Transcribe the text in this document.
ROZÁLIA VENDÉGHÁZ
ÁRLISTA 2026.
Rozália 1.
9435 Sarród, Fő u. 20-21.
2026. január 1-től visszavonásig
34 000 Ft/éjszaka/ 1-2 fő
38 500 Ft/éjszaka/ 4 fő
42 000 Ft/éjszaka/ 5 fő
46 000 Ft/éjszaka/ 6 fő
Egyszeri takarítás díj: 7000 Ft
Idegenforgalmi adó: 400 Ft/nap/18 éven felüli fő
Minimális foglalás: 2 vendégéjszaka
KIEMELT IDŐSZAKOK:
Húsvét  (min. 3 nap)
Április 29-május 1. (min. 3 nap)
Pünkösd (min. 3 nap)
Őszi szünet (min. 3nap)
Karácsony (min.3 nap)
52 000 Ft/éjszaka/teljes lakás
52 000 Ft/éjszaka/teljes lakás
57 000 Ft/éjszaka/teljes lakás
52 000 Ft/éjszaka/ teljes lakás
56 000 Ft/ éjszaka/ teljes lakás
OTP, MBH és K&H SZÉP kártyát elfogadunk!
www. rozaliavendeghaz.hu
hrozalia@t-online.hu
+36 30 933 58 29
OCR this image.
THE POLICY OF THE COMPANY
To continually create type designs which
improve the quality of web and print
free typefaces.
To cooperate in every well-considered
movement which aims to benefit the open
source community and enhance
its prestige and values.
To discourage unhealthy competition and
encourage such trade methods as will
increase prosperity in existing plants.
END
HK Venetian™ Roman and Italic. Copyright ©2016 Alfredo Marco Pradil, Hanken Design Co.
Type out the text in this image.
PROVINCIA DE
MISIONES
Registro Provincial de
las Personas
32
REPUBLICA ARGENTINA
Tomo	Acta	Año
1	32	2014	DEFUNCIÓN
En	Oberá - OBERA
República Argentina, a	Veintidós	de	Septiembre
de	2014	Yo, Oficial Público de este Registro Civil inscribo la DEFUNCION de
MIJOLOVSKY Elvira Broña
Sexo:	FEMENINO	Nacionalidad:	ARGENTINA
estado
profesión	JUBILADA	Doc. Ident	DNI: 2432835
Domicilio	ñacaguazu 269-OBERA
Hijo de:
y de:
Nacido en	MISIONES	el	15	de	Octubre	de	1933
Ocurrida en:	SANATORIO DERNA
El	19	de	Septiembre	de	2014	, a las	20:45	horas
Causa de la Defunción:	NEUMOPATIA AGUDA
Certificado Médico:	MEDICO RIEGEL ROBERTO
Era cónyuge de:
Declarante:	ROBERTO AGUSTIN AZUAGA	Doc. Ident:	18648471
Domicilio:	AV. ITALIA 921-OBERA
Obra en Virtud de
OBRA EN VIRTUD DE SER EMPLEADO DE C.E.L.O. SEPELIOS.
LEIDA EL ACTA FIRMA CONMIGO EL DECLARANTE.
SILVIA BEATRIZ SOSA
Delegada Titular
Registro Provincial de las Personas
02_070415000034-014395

══════

Challenge:
Return all of the entries exactly as they were supplied.

Exercise response:
Transcribe the text in this document.
ROZÁLIA VENDÉGHÁZ
ÁRLISTA 2026.
Rozália 1.
9435 Sarród, Fő u. 20-21.
2026. január 1-től visszavonásig
34 000 Ft/éjszaka/ 1-2 fő
38 500 Ft/éjszaka/ 4 fő
42 000 Ft/éjszaka/ 5 fő
46 000 Ft/éjszaka/ 6 fő
Egyszeri takarítás díj: 7000 Ft
Idegenforgalmi adó: 400 Ft/nap/18 éven felüli fő
Minimális foglalás: 2 vendégéjszaka
KIEMELT IDŐSZAKOK:
Húsvét  (min. 3 nap)
Április 29-május 1. (min. 3 nap)
Pünkösd (min. 3 nap)
Őszi szünet (min. 3nap)
Karácsony (min.3 nap)
52 000 Ft/éjszaka/teljes lakás
52 000 Ft/éjszaka/teljes lakás
57 000 Ft/éjszaka/teljes lakás
52 000 Ft/éjszaka/ teljes lakás
56 000 Ft/ éjszaka/ teljes lakás
OTP, MBH és K&H SZÉP kártyát elfogadunk!
www. rozaliavendeghaz.hu
hrozalia@t-online.hu
+36 30 933 58 29
OCR this image.
THE POLICY OF THE COMPANY
To continually create type designs which
improve the quality of web and print
free typefaces.
To cooperate in every well-considered
movement which aims to benefit the open
source community and enhance
its prestige and values.
To discourage unhealthy competition and
encourage such trade methods as will
increase prosperity in existing plants.
END
HK Venetian™ Roman and Italic. Copyright ©2016 Alfredo Marco Pradil, Hanken Design Co.
Type out the text in this image.
PROVINCIA DE
MISIONES
Registro Provincial de
las Personas
32
REPUBLICA ARGENTINA
Tomo	Acta	Año
1	32	2014	DEFUNCIÓN
En	Oberá - OBERA
República Argentina, a	Veintidós	de	Septiembre
de	2014	Yo, Oficial Público de este Registro Civil inscribo la DEFUNCION de
MIJOLOVSKY Elvira Broña
Sexo:	FEMENINO	Nacionalidad:	ARGENTINA
estado
profesión	JUBILADA	Doc. Ident	DNI: 2432835
Domicilio	ñacaguazu 269-OBERA
Hijo de:
y de:
Nacido en	MISIONES	el	15	de	Octubre	de	1933
Ocurrida en:	SANATORIO DERNA
El	19	de	Septiembre	de	2014	, a las	20:45	horas
Causa de la Defunción:	NEUMOPATIA AGUDA
Certificado Médico:	MEDICO RIEGEL ROBERTO
Era cónyuge de:
Declarante:	ROBERTO AGUSTIN AZUAGA	Doc. Ident:	18648471
Domicilio:	AV. ITALIA 921-OBERA
Obra en Virtud de
OBRA EN VIRTUD DE SER EMPLEADO DE C.E.L.O. SEPELIOS.
LEIDA EL ACTA FIRMA CONMIGO EL DECLARANTE.
SILVIA BEATRIZ SOSA
Delegada Titular
Registro Provincial de las Personas
02_070415000034-014395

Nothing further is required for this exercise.